Problems →
1. Reproduce the part of the salon write-up starting at "Irish American Writers &" and ending at "on Tuesday January 19th.".
2. According to the salon write-up, who is the playwright who presented the first scene of the evening?
3. List every person named by full name in the salon write-up.

Irish American Writers & Artists

January 27, 2016

IAW&A’s Second Salon of 2016: Enjoyable Dramas of Many Types!

Filed under: Uncategorized — by scripts2013 @ 6:01 pm

by Mary Lannon
Photos by Cat Dwyer

Drama of the good variety featured in many of the enjoyable presentations at the Irish American Writers salon at the Cell on Tuesday January 19th.

mark byrne

Mark Byrne and Penny O’Brien

Kicking off the night and the drama, Dublin born playwright Derek Murphy presented the first scene from his new play, Dyin’ For It.  It starred  Mark Byrne and Penny O’Brien as estranged brother and sister dealing, rather inappropriately, with what should be some very sad news. Byrne trained with Wynn Handman in New York and at The Gaiety School and at the Samuel Beckett Centre in Dublin and has acted in New York, Dublin and Los Angelas.

Extracted records →
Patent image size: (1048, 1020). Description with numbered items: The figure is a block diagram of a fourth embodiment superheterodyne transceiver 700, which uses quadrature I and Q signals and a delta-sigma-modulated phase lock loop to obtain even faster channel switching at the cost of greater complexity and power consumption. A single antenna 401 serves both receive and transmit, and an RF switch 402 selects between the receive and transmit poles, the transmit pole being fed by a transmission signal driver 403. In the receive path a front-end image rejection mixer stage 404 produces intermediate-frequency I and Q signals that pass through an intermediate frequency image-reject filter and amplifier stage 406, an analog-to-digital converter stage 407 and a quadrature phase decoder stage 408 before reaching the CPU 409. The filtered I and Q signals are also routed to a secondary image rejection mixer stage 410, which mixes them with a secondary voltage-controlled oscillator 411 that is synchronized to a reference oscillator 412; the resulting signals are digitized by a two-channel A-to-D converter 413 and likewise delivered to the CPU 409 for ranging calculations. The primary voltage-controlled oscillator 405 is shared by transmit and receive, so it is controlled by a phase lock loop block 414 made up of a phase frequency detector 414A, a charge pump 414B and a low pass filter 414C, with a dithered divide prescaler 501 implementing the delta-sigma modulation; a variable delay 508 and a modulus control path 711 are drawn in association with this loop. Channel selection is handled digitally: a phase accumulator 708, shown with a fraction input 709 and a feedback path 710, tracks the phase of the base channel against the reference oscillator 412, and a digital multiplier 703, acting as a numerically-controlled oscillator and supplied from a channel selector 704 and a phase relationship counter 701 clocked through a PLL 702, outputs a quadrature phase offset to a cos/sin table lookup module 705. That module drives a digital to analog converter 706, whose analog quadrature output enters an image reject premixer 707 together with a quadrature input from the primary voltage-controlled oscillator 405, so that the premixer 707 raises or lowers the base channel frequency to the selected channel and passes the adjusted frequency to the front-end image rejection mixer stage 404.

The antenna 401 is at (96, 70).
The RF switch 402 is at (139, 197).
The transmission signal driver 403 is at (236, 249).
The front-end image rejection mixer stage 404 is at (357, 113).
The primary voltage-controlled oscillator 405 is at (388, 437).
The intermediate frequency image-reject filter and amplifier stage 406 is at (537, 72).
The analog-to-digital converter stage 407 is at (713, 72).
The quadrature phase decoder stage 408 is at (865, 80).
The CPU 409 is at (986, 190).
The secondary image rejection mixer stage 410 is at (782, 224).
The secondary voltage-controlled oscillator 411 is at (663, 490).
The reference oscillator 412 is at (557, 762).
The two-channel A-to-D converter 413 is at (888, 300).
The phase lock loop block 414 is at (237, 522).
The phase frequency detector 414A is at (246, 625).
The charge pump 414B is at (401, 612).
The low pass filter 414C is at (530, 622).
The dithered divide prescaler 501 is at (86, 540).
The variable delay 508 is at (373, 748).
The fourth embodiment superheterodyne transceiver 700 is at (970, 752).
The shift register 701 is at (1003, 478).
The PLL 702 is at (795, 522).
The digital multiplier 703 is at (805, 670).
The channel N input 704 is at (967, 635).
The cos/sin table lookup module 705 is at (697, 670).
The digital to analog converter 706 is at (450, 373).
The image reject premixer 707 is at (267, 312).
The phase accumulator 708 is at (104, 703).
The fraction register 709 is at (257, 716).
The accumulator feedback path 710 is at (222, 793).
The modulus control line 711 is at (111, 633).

Correct answers →
1.
Irish American Writers & Artists

January 27, 2016

IAW&A’s Second Salon of 2016: Enjoyable Dramas of Many Types!

Filed under: Uncategorized — by scripts2013 @ 6:01 pm

by Mary Lannon
Photos by Cat Dwyer

Drama of the good variety featured in many of the enjoyable presentations at the Irish American Writers salon at the Cell on Tuesday January 19th.

2. Derek Murphy, a Dublin-born playwright.

3.
- Mary Lannon
- Cat Dwyer
- Mark Byrne
- Penny O'Brien
- Derek Murphy
- Wynn Handman